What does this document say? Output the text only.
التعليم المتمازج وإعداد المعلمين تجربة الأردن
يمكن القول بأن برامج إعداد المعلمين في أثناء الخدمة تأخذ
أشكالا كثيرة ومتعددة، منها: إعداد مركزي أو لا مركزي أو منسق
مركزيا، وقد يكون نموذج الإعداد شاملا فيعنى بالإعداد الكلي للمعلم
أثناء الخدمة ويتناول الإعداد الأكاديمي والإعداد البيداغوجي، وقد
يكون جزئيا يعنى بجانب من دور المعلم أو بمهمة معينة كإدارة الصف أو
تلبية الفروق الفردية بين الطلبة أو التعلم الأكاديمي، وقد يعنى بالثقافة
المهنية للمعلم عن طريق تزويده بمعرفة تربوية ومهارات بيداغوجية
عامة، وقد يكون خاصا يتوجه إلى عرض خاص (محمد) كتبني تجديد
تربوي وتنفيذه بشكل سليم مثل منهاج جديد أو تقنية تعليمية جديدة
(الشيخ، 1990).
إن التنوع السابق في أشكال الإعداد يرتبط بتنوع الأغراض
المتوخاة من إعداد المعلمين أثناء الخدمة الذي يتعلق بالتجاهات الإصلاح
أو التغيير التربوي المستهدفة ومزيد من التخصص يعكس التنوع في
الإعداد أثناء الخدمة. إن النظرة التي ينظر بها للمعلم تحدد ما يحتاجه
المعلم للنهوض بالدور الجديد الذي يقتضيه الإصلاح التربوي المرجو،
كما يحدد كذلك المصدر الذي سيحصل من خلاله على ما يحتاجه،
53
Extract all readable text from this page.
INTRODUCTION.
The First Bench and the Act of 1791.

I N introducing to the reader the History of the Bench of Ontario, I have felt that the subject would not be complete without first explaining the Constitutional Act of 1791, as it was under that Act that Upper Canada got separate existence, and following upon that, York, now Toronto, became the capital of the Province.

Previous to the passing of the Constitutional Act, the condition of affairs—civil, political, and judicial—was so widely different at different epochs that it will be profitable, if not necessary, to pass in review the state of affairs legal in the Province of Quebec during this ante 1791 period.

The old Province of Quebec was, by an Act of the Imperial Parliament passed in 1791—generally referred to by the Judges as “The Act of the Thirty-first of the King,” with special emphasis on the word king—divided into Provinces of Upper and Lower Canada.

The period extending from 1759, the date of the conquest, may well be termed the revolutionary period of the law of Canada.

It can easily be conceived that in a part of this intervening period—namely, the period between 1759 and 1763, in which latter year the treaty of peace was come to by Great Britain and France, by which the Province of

→ Task objective
Go through the material and copy out every line with "للمعلم" in it.

→ Result of this task
مركزيا، وقد يكون نموذج الإعداد شاملا فيعنى بالإعداد الكلي للمعلم
المهنية للمعلم عن طريق تزويده بمعرفة تربوية ومهارات بيداغوجية
الإعداد أثناء الخدمة. إن النظرة التي ينظر بها للمعلم تحدد ما يحتاجه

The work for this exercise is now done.